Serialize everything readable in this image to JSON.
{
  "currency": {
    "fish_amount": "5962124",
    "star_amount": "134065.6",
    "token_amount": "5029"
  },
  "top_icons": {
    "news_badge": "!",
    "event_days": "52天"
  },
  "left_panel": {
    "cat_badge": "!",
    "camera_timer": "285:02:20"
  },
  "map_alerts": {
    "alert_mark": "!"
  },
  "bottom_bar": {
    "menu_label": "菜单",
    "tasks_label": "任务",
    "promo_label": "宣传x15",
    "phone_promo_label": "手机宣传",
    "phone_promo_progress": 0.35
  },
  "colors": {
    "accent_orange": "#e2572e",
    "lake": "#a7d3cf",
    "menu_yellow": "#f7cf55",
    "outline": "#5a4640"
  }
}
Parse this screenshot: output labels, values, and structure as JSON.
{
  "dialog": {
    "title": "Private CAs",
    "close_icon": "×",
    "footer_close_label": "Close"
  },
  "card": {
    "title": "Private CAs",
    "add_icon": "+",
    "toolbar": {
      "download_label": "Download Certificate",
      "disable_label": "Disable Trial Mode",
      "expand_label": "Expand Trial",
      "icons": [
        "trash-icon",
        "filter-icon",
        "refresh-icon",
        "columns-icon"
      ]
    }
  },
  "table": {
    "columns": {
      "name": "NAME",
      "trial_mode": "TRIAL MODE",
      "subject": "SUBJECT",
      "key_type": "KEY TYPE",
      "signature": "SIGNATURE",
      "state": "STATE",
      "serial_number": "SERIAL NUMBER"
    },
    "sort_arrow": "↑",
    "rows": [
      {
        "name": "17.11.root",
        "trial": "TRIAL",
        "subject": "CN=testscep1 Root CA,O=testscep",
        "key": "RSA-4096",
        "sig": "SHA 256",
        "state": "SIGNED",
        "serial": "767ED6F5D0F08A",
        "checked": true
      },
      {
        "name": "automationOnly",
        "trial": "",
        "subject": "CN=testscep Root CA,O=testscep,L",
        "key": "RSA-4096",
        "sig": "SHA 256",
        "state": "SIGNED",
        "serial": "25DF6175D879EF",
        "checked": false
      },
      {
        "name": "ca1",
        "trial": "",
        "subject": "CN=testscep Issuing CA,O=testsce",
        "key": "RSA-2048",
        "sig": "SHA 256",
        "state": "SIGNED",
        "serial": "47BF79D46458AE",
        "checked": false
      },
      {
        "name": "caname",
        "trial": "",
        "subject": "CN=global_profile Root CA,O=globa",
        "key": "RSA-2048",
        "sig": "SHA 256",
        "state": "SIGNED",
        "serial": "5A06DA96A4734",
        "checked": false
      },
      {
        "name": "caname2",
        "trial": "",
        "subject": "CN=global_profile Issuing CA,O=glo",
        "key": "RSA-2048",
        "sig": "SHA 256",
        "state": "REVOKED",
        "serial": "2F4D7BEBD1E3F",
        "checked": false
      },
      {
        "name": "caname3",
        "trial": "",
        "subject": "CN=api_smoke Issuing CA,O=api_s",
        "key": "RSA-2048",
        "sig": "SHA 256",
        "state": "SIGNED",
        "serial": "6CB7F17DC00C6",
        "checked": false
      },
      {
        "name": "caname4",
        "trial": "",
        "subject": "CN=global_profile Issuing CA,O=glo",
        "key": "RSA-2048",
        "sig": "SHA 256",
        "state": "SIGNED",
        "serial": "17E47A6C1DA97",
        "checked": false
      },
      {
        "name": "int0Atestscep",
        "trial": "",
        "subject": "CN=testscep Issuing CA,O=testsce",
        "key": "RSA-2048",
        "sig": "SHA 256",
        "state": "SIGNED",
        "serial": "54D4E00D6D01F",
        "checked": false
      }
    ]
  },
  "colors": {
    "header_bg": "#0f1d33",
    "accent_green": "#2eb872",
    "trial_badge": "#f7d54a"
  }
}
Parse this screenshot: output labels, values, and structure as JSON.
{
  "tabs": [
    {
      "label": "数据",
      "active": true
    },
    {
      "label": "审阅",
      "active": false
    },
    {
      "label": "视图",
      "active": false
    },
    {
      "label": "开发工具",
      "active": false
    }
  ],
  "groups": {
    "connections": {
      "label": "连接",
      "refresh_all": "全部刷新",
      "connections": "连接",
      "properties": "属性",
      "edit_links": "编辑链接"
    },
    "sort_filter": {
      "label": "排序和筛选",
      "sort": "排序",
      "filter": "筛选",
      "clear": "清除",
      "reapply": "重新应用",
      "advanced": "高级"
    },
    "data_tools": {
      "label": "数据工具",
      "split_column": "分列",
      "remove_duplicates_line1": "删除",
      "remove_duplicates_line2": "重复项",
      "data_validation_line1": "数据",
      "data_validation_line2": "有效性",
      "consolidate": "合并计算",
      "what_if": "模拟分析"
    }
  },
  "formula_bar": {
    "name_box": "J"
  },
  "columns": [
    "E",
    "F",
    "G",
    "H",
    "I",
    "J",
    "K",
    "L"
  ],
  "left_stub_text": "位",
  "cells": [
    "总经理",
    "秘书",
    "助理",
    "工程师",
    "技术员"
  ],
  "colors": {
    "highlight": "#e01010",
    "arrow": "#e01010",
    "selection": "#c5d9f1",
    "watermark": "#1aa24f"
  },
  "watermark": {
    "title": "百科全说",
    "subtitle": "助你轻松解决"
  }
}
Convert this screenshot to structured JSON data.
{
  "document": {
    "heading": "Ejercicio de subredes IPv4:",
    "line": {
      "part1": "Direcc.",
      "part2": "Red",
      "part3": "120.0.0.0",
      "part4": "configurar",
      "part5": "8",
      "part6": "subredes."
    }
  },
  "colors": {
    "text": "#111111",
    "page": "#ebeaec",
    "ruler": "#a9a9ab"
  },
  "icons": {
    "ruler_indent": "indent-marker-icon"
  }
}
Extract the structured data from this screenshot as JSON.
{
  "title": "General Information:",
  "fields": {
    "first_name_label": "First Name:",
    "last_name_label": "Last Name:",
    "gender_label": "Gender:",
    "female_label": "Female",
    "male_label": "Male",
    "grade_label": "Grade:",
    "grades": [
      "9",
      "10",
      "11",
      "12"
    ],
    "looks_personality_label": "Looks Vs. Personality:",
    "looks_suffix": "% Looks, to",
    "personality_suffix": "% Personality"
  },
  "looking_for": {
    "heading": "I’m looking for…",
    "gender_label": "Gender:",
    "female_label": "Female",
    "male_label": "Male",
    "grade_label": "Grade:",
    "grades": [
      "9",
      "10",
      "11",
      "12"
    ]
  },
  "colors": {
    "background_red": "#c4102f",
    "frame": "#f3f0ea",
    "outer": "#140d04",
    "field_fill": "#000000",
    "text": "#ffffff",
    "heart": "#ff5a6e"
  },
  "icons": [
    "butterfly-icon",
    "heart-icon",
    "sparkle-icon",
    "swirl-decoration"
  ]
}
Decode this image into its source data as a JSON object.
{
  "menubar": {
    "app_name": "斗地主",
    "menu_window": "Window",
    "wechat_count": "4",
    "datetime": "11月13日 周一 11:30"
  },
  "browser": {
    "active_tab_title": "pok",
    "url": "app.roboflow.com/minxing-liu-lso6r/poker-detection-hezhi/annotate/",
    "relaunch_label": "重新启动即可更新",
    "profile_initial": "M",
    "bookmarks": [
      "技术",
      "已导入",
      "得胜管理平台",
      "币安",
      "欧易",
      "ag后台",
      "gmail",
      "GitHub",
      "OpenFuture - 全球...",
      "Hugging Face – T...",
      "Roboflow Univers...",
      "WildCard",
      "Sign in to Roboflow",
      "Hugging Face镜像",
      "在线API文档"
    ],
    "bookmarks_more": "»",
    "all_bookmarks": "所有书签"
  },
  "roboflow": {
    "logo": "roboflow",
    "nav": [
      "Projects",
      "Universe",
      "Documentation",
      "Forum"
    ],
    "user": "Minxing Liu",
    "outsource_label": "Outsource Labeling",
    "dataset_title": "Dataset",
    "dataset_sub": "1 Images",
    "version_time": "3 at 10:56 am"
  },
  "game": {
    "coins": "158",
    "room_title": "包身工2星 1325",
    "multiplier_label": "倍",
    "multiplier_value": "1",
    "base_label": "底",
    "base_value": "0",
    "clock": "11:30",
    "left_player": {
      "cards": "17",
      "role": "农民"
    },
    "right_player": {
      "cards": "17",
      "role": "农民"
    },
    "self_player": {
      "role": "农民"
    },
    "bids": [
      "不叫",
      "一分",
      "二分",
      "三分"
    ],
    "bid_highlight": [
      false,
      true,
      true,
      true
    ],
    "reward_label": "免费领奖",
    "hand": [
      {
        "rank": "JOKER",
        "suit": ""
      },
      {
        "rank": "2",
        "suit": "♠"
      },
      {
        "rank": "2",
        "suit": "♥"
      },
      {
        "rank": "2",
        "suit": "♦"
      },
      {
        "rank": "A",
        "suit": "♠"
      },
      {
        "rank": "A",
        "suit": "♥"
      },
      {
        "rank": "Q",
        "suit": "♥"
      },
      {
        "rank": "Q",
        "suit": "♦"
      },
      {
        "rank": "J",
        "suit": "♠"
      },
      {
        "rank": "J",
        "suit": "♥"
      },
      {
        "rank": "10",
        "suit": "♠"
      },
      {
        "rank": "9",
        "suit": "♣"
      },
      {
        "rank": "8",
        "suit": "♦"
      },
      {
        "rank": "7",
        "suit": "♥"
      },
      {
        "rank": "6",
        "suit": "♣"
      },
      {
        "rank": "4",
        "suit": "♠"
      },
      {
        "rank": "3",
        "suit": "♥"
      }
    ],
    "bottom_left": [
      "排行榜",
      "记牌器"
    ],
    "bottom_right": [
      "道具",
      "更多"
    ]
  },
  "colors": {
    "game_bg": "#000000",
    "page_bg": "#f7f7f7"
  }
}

=-=-=-=-=

Look through the entries above for the word "JSON". Copy every line where it shows up.

Serialize everything readable in this image to JSON.
Parse this screenshot: output labels, values, and structure as JSON.
Parse this screenshot: output labels, values, and structure as JSON.
Convert this screenshot to structured JSON data.
Extract the structured data from this screenshot as JSON.
Decode this image into its source data as a JSON object.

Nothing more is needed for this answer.